#### Task brief:
Pull every line containing "text" out of the material below.

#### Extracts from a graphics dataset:
— start —

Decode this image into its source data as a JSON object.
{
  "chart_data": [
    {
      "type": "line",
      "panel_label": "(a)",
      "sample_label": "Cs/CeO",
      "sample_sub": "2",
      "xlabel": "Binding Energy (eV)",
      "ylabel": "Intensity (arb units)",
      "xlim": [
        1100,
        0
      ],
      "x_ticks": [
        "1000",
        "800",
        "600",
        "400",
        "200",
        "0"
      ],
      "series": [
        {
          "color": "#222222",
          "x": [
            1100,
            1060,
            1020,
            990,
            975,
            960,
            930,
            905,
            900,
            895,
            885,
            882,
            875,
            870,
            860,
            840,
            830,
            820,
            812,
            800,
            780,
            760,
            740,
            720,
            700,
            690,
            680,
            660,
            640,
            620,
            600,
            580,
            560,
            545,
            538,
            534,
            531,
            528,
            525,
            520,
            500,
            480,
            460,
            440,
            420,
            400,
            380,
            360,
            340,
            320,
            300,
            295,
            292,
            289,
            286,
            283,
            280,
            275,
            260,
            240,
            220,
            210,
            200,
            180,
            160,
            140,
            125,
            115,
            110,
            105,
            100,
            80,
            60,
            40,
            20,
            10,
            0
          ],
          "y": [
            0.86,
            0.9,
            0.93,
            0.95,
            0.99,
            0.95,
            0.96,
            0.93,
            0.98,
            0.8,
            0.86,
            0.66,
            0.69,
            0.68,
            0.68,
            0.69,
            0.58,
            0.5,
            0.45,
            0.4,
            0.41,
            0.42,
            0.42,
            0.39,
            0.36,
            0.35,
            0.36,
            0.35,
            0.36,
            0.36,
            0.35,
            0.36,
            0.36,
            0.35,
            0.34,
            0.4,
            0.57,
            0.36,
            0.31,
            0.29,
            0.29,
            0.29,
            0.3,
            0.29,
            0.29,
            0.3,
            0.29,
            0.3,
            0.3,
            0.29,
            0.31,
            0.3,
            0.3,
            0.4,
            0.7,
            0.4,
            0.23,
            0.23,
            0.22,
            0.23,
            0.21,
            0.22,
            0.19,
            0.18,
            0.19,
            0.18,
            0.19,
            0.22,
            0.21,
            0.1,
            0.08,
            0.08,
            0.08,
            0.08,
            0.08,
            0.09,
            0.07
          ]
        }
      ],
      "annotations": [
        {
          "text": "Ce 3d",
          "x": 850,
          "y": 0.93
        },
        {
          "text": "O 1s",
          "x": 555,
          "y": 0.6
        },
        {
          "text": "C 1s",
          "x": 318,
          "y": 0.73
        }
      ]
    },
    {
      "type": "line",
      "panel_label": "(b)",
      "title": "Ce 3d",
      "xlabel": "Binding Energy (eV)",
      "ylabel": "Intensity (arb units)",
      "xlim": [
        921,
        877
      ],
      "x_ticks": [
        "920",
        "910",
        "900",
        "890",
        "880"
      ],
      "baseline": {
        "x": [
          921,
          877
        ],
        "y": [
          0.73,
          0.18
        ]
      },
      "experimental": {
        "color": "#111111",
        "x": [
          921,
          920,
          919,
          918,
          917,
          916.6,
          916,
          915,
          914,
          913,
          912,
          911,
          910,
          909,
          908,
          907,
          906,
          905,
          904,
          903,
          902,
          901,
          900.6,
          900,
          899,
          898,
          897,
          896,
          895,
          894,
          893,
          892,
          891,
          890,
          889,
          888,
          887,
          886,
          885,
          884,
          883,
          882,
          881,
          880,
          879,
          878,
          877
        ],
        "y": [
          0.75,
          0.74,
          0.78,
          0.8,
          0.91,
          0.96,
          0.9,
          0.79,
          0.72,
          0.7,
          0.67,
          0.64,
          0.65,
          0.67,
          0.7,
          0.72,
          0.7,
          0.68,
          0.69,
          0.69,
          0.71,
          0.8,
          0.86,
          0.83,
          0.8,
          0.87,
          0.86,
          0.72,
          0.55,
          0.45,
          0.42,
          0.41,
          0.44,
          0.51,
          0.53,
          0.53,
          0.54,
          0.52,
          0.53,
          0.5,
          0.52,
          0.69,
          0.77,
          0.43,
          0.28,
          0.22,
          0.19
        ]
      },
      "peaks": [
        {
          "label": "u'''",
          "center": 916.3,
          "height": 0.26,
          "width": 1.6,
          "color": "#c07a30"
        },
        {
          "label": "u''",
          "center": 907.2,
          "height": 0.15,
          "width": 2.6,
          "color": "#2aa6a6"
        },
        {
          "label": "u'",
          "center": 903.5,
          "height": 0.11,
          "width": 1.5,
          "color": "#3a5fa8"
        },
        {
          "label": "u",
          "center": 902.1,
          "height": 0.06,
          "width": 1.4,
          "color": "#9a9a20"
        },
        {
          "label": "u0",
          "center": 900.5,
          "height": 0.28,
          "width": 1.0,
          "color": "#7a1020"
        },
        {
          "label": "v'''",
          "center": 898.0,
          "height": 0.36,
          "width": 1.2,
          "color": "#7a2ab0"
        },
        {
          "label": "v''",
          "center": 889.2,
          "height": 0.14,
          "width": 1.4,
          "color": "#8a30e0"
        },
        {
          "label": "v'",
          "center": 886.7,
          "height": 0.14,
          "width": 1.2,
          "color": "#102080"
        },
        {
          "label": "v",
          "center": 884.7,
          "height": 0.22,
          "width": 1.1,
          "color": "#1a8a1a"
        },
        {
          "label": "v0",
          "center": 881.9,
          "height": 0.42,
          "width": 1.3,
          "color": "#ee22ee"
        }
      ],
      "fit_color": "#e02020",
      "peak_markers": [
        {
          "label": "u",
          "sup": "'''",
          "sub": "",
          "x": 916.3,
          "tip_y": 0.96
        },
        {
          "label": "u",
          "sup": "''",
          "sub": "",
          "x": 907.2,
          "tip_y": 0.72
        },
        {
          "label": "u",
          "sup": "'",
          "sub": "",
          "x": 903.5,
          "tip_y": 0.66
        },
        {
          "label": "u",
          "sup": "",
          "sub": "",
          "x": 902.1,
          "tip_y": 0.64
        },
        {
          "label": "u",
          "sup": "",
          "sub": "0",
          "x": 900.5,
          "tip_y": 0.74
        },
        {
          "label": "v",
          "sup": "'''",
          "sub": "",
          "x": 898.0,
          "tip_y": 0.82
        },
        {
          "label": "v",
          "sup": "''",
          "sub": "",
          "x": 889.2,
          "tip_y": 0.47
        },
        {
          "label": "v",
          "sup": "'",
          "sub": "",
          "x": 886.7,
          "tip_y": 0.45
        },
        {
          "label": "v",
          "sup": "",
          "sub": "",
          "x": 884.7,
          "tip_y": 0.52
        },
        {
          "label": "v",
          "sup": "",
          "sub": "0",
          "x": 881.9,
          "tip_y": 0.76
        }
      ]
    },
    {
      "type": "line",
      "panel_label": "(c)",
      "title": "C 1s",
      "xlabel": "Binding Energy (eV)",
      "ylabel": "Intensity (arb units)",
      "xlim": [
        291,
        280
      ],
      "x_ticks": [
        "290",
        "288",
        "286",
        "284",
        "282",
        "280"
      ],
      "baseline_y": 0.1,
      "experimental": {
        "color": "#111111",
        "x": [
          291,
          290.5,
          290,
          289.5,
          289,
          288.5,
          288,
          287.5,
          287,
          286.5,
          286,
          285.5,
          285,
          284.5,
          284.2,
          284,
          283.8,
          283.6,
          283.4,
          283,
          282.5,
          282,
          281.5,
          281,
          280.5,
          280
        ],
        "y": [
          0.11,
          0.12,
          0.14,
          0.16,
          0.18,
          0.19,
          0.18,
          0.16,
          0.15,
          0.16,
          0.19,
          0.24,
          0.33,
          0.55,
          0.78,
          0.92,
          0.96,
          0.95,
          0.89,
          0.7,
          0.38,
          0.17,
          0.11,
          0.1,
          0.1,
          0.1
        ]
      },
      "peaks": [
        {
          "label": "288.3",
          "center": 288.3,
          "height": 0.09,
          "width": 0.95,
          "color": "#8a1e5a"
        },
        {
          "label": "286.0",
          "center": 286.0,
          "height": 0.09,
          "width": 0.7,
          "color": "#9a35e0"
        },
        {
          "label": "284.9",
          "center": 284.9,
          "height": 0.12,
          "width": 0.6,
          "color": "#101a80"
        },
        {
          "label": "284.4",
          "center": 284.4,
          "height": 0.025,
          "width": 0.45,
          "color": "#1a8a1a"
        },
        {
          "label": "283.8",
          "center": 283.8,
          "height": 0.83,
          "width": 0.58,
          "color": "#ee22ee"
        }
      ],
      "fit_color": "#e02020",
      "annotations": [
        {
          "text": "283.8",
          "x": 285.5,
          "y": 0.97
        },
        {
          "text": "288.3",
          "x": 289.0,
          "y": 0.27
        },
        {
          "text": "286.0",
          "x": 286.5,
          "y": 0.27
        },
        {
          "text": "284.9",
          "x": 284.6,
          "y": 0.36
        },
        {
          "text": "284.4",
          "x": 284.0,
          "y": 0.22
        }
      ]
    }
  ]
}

— end —

#### Response to this exercise:
          "text": "Ce 3d",
          "text": "O 1s",
          "text": "C 1s",
          "text": "283.8",
          "text": "288.3",
          "text": "286.0",
          "text": "284.9",
          "text": "284.4",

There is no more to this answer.